■ Exercise aim ■
Copy out every line in which the string "type" occurs.

-------- Data for processing

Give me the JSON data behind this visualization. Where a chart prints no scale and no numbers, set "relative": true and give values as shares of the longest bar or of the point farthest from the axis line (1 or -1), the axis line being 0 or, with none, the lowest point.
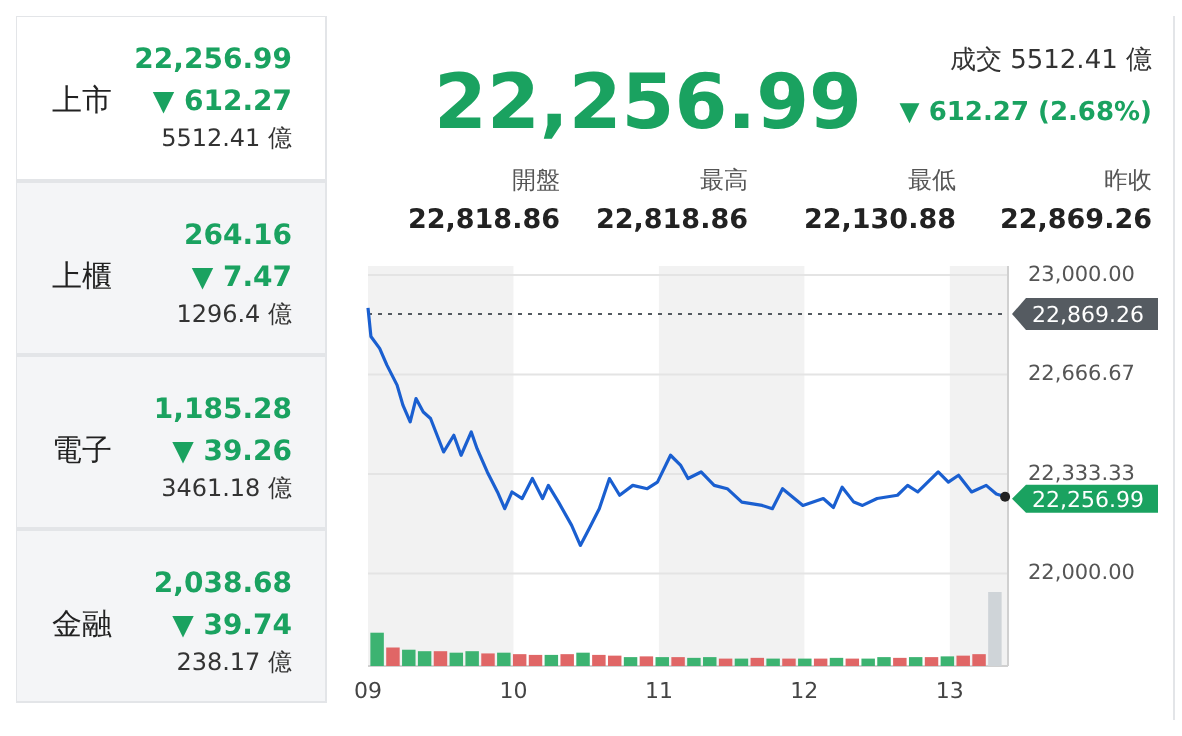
{
  "chart_data": [
    {
      "type": "other",
      "annotations": [
        "上市",
        "22,256.99",
        "▼ 612.27",
        "5512.41 億",
        "上櫃",
        "264.16",
        "▼ 7.47",
        "1296.4 億",
        "電子",
        "1,185.28",
        "▼ 39.26",
        "3461.18 億",
        "金融",
        "2,038.68",
        "▼ 39.74",
        "238.17 億"
      ]
    },
    {
      "type": "other",
      "title": "22,256.99",
      "annotations": [
        "成交 5512.41 億",
        "▼ 612.27 (2.68%)",
        "開盤",
        "22,818.86",
        "最高",
        "22,818.86",
        "最低",
        "22,130.88",
        "昨收",
        "22,869.26"
      ]
    },
    {
      "type": "line",
      "xlim": [
        9,
        13.4
      ],
      "ylim": [
        21690,
        23030
      ],
      "xticks": [
        {
          "value": 9,
          "label": "09"
        },
        {
          "value": 10,
          "label": "10"
        },
        {
          "value": 11,
          "label": "11"
        },
        {
          "value": 12,
          "label": "12"
        },
        {
          "value": 13,
          "label": "13"
        }
      ],
      "yticks": [
        {
          "value": 22000,
          "label": "22,000.00"
        },
        {
          "value": 22333.33,
          "label": "22,333.33"
        },
        {
          "value": 22666.67,
          "label": "22,666.67"
        },
        {
          "value": 23000,
          "label": "23,000.00"
        }
      ],
      "grid": "y",
      "marker": "none",
      "line_style": "solid",
      "ref_lines": [
        {
          "axis": "y",
          "value": 22869.26,
          "label": "22,869.26",
          "color": "#555b61",
          "line_style": "dotted"
        }
      ],
      "bands": [
        {
          "axis": "x",
          "from": 9,
          "to": 10,
          "color": "#f2f2f2"
        },
        {
          "axis": "x",
          "from": 11,
          "to": 12,
          "color": "#f2f2f2"
        },
        {
          "axis": "x",
          "from": 13,
          "to": 13.4,
          "color": "#f2f2f2"
        }
      ],
      "annotations": [
        {
          "text": "22,256.99",
          "x": 13.38,
          "y": 22257
        }
      ],
      "series": [
        {
          "color": "#1a5fd0",
          "x": [
            9,
            9.02,
            9.08,
            9.13,
            9.2,
            9.24,
            9.29,
            9.33,
            9.38,
            9.43,
            9.52,
            9.59,
            9.64,
            9.71,
            9.75,
            9.82,
            9.89,
            9.94,
            9.99,
            10.06,
            10.13,
            10.2,
            10.24,
            10.31,
            10.4,
            10.46,
            10.52,
            10.59,
            10.66,
            10.73,
            10.82,
            10.92,
            10.99,
            11.08,
            11.15,
            11.2,
            11.29,
            11.38,
            11.47,
            11.57,
            11.71,
            11.78,
            11.85,
            11.99,
            12.13,
            12.2,
            12.26,
            12.34,
            12.4,
            12.5,
            12.64,
            12.71,
            12.78,
            12.92,
            12.99,
            13.06,
            13.15,
            13.25,
            13.32,
            13.38
          ],
          "values": [
            22890,
            22794,
            22754,
            22698,
            22631,
            22564,
            22508,
            22586,
            22541,
            22519,
            22407,
            22463,
            22396,
            22474,
            22418,
            22340,
            22273,
            22217,
            22273,
            22251,
            22318,
            22251,
            22295,
            22239,
            22161,
            22094,
            22150,
            22217,
            22318,
            22262,
            22295,
            22284,
            22306,
            22396,
            22362,
            22318,
            22340,
            22295,
            22284,
            22239,
            22228,
            22217,
            22284,
            22228,
            22251,
            22221,
            22289,
            22239,
            22228,
            22251,
            22262,
            22295,
            22273,
            22340,
            22306,
            22329,
            22273,
            22295,
            22266,
            22257
          ]
        }
      ]
    },
    {
      "type": "bar",
      "relative": true,
      "categories": [
        null,
        null,
        null,
        null,
        null,
        null,
        null,
        null,
        null,
        null,
        null,
        null,
        null,
        null,
        null,
        null,
        null,
        null,
        null,
        null,
        null,
        null,
        null,
        null,
        null,
        null,
        null,
        null,
        null,
        null,
        null,
        null,
        null,
        null,
        null,
        null,
        null,
        null,
        null,
        null
      ],
      "values": [
        0.45,
        0.25,
        0.22,
        0.2,
        0.2,
        0.18,
        0.2,
        0.17,
        0.18,
        0.16,
        0.15,
        0.15,
        0.16,
        0.18,
        0.15,
        0.14,
        0.12,
        0.13,
        0.12,
        0.12,
        0.11,
        0.12,
        0.1,
        0.1,
        0.11,
        0.1,
        0.1,
        0.1,
        0.1,
        0.11,
        0.1,
        0.1,
        0.12,
        0.11,
        0.12,
        0.12,
        0.13,
        0.14,
        0.16,
        1
      ],
      "colors": [
        "#3cb371",
        "#e06666",
        "#3cb371",
        "#3cb371",
        "#e06666",
        "#3cb371",
        "#3cb371",
        "#e06666",
        "#3cb371",
        "#e06666",
        "#e06666",
        "#3cb371",
        "#e06666",
        "#3cb371",
        "#e06666",
        "#e06666",
        "#3cb371",
        "#e06666",
        "#3cb371",
        "#e06666",
        "#3cb371",
        "#3cb371",
        "#e06666",
        "#3cb371",
        "#e06666",
        "#3cb371",
        "#e06666",
        "#3cb371",
        "#e06666",
        "#3cb371",
        "#e06666",
        "#3cb371",
        "#3cb371",
        "#e06666",
        "#3cb371",
        "#e06666",
        "#3cb371",
        "#e06666",
        "#e06666",
        "#cfd4d8"
      ]
    }
  ]
}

----------------

■ Response below ■
      "type": "other",
      "type": "other",
      "type": "line",
      "type": "bar",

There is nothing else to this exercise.